**GIVEN INFORMATION**
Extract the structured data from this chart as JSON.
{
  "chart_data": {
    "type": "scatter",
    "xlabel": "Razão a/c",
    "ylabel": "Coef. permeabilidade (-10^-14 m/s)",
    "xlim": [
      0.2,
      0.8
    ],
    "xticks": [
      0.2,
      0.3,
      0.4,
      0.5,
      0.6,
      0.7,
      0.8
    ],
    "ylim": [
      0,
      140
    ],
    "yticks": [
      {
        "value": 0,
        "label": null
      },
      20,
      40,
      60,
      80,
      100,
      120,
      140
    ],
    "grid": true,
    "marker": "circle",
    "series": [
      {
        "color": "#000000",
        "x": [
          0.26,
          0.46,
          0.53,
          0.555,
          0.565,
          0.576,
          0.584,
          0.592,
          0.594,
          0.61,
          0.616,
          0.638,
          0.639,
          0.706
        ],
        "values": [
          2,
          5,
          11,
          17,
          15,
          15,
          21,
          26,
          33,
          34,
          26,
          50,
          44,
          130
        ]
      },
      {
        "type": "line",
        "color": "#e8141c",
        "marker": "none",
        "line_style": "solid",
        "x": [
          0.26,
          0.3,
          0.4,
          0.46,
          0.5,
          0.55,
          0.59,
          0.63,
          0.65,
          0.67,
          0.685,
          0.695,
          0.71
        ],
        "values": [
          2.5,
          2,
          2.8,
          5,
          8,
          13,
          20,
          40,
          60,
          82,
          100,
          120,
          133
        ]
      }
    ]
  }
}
* * *
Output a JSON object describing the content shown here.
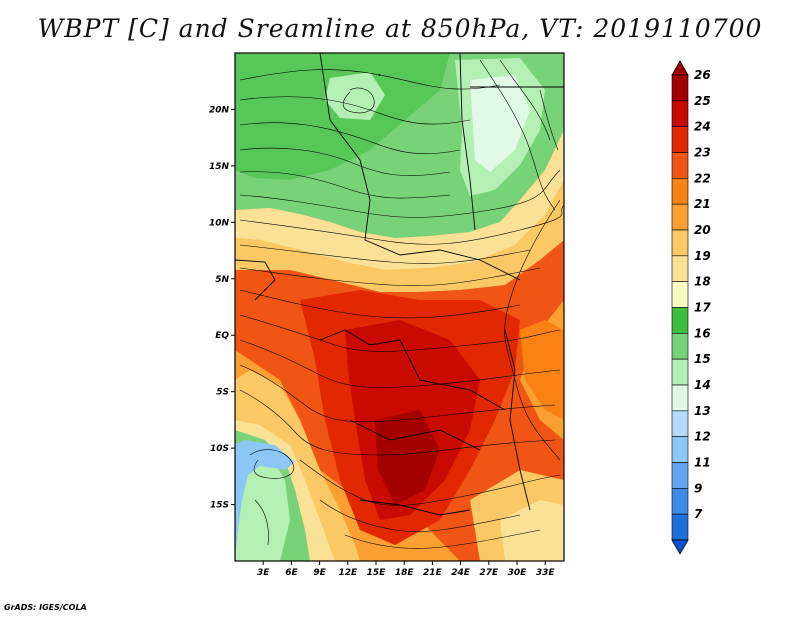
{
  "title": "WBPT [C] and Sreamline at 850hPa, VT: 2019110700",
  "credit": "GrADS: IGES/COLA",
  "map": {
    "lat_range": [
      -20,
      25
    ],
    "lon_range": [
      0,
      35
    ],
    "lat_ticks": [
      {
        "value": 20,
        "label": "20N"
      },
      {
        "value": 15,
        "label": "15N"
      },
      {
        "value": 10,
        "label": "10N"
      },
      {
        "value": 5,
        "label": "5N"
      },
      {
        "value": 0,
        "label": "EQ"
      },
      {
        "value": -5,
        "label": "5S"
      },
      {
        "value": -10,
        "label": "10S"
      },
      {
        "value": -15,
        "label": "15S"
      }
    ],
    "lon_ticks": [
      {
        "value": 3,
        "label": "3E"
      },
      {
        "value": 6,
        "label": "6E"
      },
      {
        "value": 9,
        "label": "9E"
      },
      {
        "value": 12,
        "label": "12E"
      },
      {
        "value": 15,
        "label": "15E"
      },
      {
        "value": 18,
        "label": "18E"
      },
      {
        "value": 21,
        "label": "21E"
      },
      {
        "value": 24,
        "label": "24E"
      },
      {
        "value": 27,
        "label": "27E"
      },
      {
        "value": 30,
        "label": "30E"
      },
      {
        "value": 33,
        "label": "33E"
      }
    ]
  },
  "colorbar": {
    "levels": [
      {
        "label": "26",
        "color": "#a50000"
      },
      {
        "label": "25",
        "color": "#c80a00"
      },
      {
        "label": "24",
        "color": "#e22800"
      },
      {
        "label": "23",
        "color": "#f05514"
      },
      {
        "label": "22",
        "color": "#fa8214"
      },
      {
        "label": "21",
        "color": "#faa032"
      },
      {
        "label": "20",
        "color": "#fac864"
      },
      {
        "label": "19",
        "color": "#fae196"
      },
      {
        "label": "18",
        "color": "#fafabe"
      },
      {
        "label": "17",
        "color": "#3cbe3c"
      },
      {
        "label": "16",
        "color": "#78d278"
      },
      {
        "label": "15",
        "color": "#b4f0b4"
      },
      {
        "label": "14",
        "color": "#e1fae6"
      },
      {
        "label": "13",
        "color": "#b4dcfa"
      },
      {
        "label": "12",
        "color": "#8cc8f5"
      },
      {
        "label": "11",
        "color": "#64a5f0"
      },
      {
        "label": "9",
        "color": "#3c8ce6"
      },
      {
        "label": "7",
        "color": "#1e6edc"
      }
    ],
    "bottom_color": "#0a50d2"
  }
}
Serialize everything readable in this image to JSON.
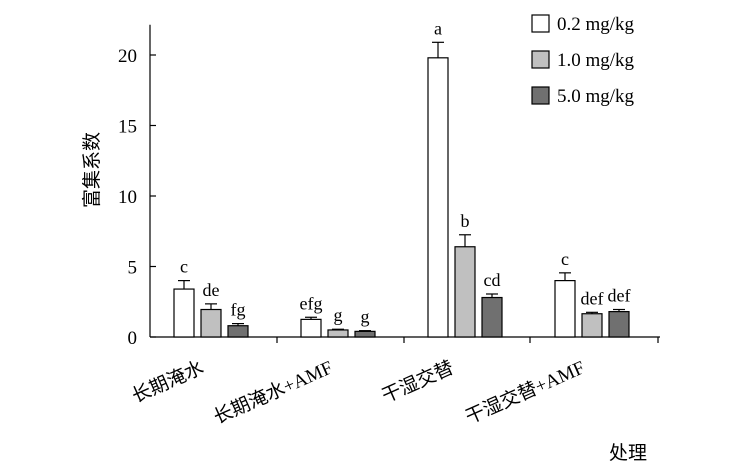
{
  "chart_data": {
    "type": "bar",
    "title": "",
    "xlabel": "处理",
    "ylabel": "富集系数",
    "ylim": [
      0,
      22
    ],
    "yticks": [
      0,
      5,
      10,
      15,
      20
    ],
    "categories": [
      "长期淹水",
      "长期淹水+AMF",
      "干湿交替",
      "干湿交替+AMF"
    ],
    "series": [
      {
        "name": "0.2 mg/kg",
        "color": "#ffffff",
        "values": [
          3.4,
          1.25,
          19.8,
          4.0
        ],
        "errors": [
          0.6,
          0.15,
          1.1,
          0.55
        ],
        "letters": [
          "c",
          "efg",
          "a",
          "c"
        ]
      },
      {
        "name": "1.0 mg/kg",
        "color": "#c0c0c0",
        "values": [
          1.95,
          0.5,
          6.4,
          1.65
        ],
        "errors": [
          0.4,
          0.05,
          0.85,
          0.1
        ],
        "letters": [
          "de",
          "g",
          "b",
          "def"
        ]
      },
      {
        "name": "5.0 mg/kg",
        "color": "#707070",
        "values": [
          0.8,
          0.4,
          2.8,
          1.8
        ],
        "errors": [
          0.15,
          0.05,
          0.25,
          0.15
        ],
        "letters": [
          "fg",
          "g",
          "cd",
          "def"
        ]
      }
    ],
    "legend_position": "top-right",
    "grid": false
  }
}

**WHAT YOU SHOULD DO**
What is the number of lines holding the word "name"? State it alone.

**OUTPUT FOR THIS EXERCISE**
3